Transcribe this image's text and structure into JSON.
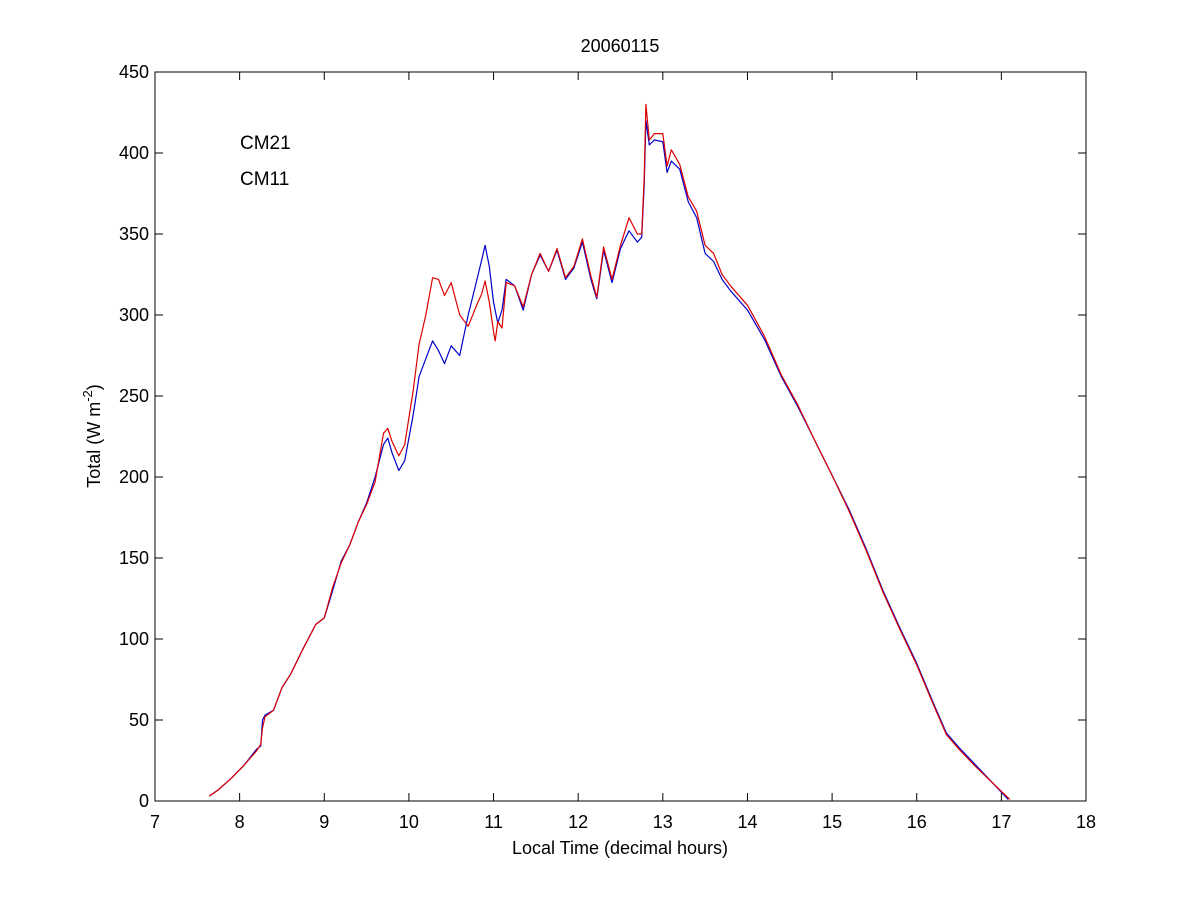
{
  "chart_data": {
    "type": "line",
    "title": "20060115",
    "xlabel": "Local Time (decimal hours)",
    "ylabel": {
      "prefix": "Total (W m",
      "superscript": "-2",
      "suffix": ")"
    },
    "xlim": [
      7,
      18
    ],
    "ylim": [
      0,
      450
    ],
    "x_ticks": [
      7,
      8,
      9,
      10,
      11,
      12,
      13,
      14,
      15,
      16,
      17,
      18
    ],
    "y_ticks": [
      0,
      50,
      100,
      150,
      200,
      250,
      300,
      350,
      400,
      450
    ],
    "grid": false,
    "legend_position": "top-left",
    "series": [
      {
        "name": "CM21",
        "color": "#0000CC",
        "points": [
          [
            7.64,
            3
          ],
          [
            7.75,
            7
          ],
          [
            7.9,
            14
          ],
          [
            8.05,
            22
          ],
          [
            8.2,
            32
          ],
          [
            8.25,
            34
          ],
          [
            8.27,
            50
          ],
          [
            8.3,
            53
          ],
          [
            8.4,
            56
          ],
          [
            8.5,
            70
          ],
          [
            8.6,
            78
          ],
          [
            8.75,
            94
          ],
          [
            8.9,
            109
          ],
          [
            9.0,
            113
          ],
          [
            9.1,
            130
          ],
          [
            9.2,
            148
          ],
          [
            9.3,
            158
          ],
          [
            9.4,
            172
          ],
          [
            9.5,
            184
          ],
          [
            9.6,
            200
          ],
          [
            9.65,
            210
          ],
          [
            9.7,
            220
          ],
          [
            9.75,
            224
          ],
          [
            9.8,
            215
          ],
          [
            9.88,
            204
          ],
          [
            9.95,
            210
          ],
          [
            10.05,
            238
          ],
          [
            10.12,
            262
          ],
          [
            10.2,
            273
          ],
          [
            10.28,
            284
          ],
          [
            10.35,
            278
          ],
          [
            10.42,
            270
          ],
          [
            10.5,
            281
          ],
          [
            10.6,
            275
          ],
          [
            10.7,
            300
          ],
          [
            10.8,
            321
          ],
          [
            10.86,
            334
          ],
          [
            10.9,
            343
          ],
          [
            10.95,
            330
          ],
          [
            11.0,
            308
          ],
          [
            11.05,
            295
          ],
          [
            11.1,
            303
          ],
          [
            11.15,
            322
          ],
          [
            11.25,
            318
          ],
          [
            11.35,
            303
          ],
          [
            11.45,
            325
          ],
          [
            11.55,
            337
          ],
          [
            11.65,
            327
          ],
          [
            11.75,
            340
          ],
          [
            11.85,
            322
          ],
          [
            11.95,
            329
          ],
          [
            12.05,
            345
          ],
          [
            12.15,
            322
          ],
          [
            12.22,
            310
          ],
          [
            12.3,
            340
          ],
          [
            12.4,
            320
          ],
          [
            12.5,
            341
          ],
          [
            12.6,
            352
          ],
          [
            12.7,
            345
          ],
          [
            12.75,
            348
          ],
          [
            12.78,
            380
          ],
          [
            12.8,
            420
          ],
          [
            12.84,
            405
          ],
          [
            12.9,
            408
          ],
          [
            13.0,
            407
          ],
          [
            13.05,
            388
          ],
          [
            13.1,
            395
          ],
          [
            13.2,
            390
          ],
          [
            13.3,
            370
          ],
          [
            13.4,
            360
          ],
          [
            13.5,
            338
          ],
          [
            13.6,
            333
          ],
          [
            13.7,
            322
          ],
          [
            13.8,
            315
          ],
          [
            14.0,
            303
          ],
          [
            14.2,
            285
          ],
          [
            14.4,
            262
          ],
          [
            14.6,
            243
          ],
          [
            14.8,
            222
          ],
          [
            15.0,
            201
          ],
          [
            15.2,
            180
          ],
          [
            15.4,
            156
          ],
          [
            15.6,
            130
          ],
          [
            15.8,
            107
          ],
          [
            16.0,
            85
          ],
          [
            16.2,
            60
          ],
          [
            16.35,
            42
          ],
          [
            16.5,
            33
          ],
          [
            16.7,
            22
          ],
          [
            16.9,
            11
          ],
          [
            17.08,
            1
          ]
        ]
      },
      {
        "name": "CM11",
        "color": "#DD0000",
        "points": [
          [
            7.64,
            3
          ],
          [
            7.75,
            7
          ],
          [
            7.9,
            14
          ],
          [
            8.05,
            22
          ],
          [
            8.2,
            31
          ],
          [
            8.25,
            35
          ],
          [
            8.27,
            45
          ],
          [
            8.3,
            52
          ],
          [
            8.4,
            56
          ],
          [
            8.5,
            70
          ],
          [
            8.6,
            78
          ],
          [
            8.75,
            94
          ],
          [
            8.9,
            109
          ],
          [
            9.0,
            113
          ],
          [
            9.1,
            132
          ],
          [
            9.2,
            147
          ],
          [
            9.3,
            158
          ],
          [
            9.4,
            172
          ],
          [
            9.5,
            183
          ],
          [
            9.6,
            197
          ],
          [
            9.65,
            212
          ],
          [
            9.7,
            227
          ],
          [
            9.75,
            230
          ],
          [
            9.8,
            222
          ],
          [
            9.88,
            213
          ],
          [
            9.95,
            220
          ],
          [
            10.05,
            253
          ],
          [
            10.12,
            282
          ],
          [
            10.2,
            300
          ],
          [
            10.28,
            323
          ],
          [
            10.35,
            322
          ],
          [
            10.42,
            312
          ],
          [
            10.5,
            320
          ],
          [
            10.6,
            300
          ],
          [
            10.7,
            293
          ],
          [
            10.8,
            306
          ],
          [
            10.86,
            313
          ],
          [
            10.9,
            321
          ],
          [
            10.95,
            308
          ],
          [
            11.0,
            290
          ],
          [
            11.02,
            284
          ],
          [
            11.05,
            296
          ],
          [
            11.1,
            292
          ],
          [
            11.15,
            320
          ],
          [
            11.25,
            318
          ],
          [
            11.35,
            305
          ],
          [
            11.45,
            325
          ],
          [
            11.55,
            338
          ],
          [
            11.65,
            327
          ],
          [
            11.75,
            341
          ],
          [
            11.85,
            323
          ],
          [
            11.95,
            330
          ],
          [
            12.05,
            347
          ],
          [
            12.15,
            324
          ],
          [
            12.22,
            311
          ],
          [
            12.3,
            342
          ],
          [
            12.4,
            322
          ],
          [
            12.5,
            343
          ],
          [
            12.6,
            360
          ],
          [
            12.7,
            350
          ],
          [
            12.75,
            350
          ],
          [
            12.78,
            385
          ],
          [
            12.8,
            430
          ],
          [
            12.84,
            408
          ],
          [
            12.9,
            412
          ],
          [
            13.0,
            412
          ],
          [
            13.05,
            392
          ],
          [
            13.1,
            402
          ],
          [
            13.2,
            393
          ],
          [
            13.3,
            373
          ],
          [
            13.4,
            364
          ],
          [
            13.5,
            343
          ],
          [
            13.6,
            338
          ],
          [
            13.7,
            325
          ],
          [
            13.8,
            318
          ],
          [
            14.0,
            306
          ],
          [
            14.2,
            287
          ],
          [
            14.4,
            263
          ],
          [
            14.6,
            244
          ],
          [
            14.8,
            222
          ],
          [
            15.0,
            201
          ],
          [
            15.2,
            179
          ],
          [
            15.4,
            155
          ],
          [
            15.6,
            129
          ],
          [
            15.8,
            106
          ],
          [
            16.0,
            84
          ],
          [
            16.2,
            59
          ],
          [
            16.35,
            41
          ],
          [
            16.5,
            32
          ],
          [
            16.7,
            21
          ],
          [
            16.9,
            11
          ],
          [
            17.1,
            1
          ]
        ]
      }
    ]
  }
}
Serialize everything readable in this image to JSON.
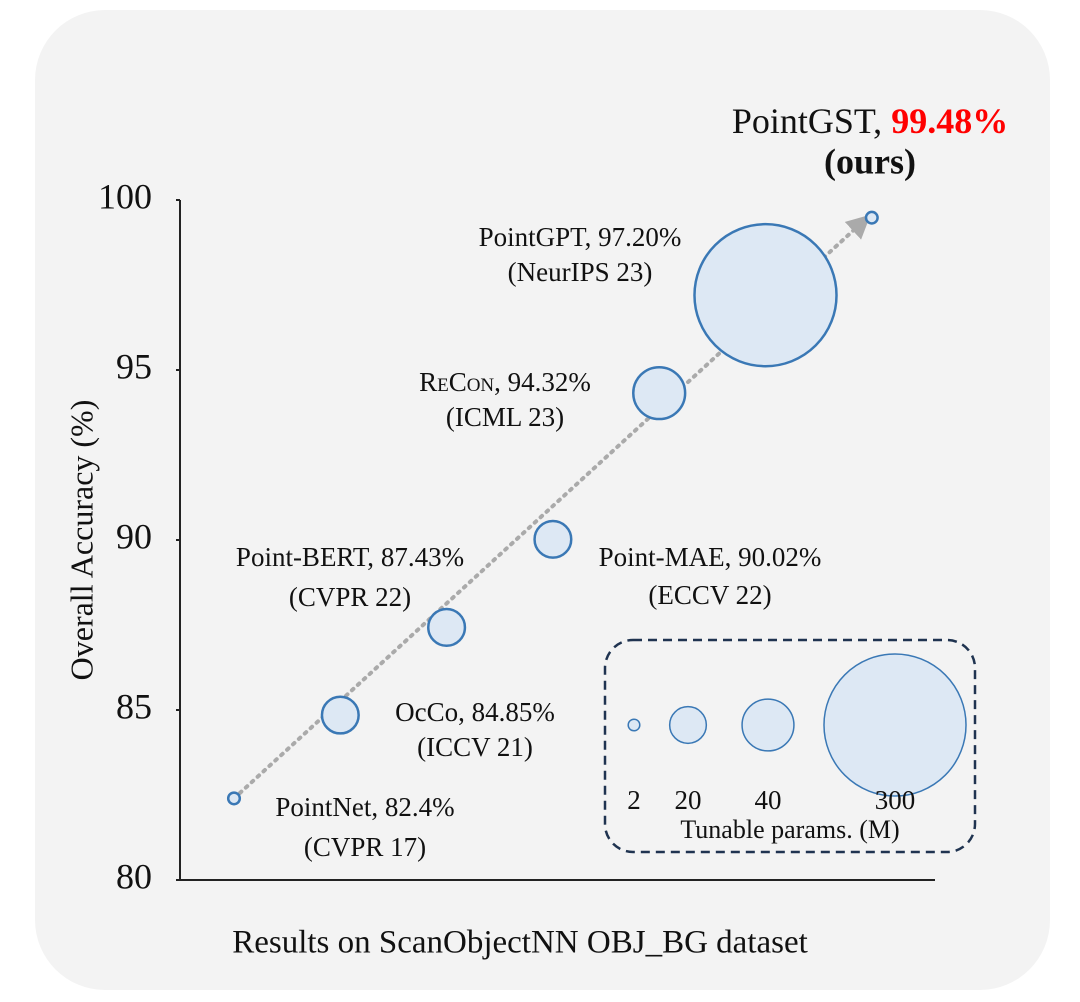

◆ Written instruction: Copy each line from the data above that includes "this".

◆ Right answer:
Transcribe this image's text and structure into JSON.
Serialize everything readable in this image to JSON.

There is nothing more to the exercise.